### STORED DATA
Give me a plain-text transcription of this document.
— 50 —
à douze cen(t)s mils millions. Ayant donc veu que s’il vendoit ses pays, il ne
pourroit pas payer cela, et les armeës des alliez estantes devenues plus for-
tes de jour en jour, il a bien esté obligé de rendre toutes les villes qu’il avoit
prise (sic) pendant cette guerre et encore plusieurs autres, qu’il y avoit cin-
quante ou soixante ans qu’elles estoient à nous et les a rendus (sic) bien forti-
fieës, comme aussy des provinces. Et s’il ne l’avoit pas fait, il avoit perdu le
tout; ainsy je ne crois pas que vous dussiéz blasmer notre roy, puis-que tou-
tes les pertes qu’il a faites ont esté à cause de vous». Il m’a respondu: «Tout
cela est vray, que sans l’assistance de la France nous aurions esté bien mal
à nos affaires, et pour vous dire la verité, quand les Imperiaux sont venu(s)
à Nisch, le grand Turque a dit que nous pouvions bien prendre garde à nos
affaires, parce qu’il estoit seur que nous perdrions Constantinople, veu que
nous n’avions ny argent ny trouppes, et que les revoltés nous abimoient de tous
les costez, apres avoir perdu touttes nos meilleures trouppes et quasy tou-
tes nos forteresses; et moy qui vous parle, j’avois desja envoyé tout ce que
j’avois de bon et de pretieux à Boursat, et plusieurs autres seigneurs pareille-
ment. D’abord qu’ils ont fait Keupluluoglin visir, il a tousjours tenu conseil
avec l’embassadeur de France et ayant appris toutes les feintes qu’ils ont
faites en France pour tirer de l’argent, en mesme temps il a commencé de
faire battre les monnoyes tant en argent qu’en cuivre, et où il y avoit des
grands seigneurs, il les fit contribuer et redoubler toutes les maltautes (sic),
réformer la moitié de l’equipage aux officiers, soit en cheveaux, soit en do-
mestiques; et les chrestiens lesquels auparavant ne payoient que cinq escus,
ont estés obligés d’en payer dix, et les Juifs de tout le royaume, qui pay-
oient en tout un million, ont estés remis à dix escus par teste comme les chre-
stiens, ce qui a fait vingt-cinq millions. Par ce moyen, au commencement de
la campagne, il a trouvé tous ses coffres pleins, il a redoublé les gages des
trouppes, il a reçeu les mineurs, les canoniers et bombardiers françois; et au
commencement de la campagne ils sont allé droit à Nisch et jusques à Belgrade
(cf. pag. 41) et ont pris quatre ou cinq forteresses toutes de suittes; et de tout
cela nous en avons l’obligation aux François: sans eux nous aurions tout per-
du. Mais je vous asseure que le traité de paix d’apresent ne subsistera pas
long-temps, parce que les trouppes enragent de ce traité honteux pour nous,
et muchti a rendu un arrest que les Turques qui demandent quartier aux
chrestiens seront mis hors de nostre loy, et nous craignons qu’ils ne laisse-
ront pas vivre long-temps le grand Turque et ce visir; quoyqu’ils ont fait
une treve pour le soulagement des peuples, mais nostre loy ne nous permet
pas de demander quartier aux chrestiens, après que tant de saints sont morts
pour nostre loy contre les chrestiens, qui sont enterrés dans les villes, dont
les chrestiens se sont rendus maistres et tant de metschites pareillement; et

### WRITTEN PROBLEM
List all lines from the entries that include the word "avoit".

### SOLUTION FOR THIS PROBLEM
tes de jour en jour, il a bien esté obligé de rendre toutes les villes qu’il avoit
prise (sic) pendant cette guerre et encore plusieurs autres, qu’il y avoit cin-
fieës, comme aussy des provinces. Et s’il ne l’avoit pas fait, il avoit perdu le
faire battre les monnoyes tant en argent qu’en cuivre, et où il y avoit des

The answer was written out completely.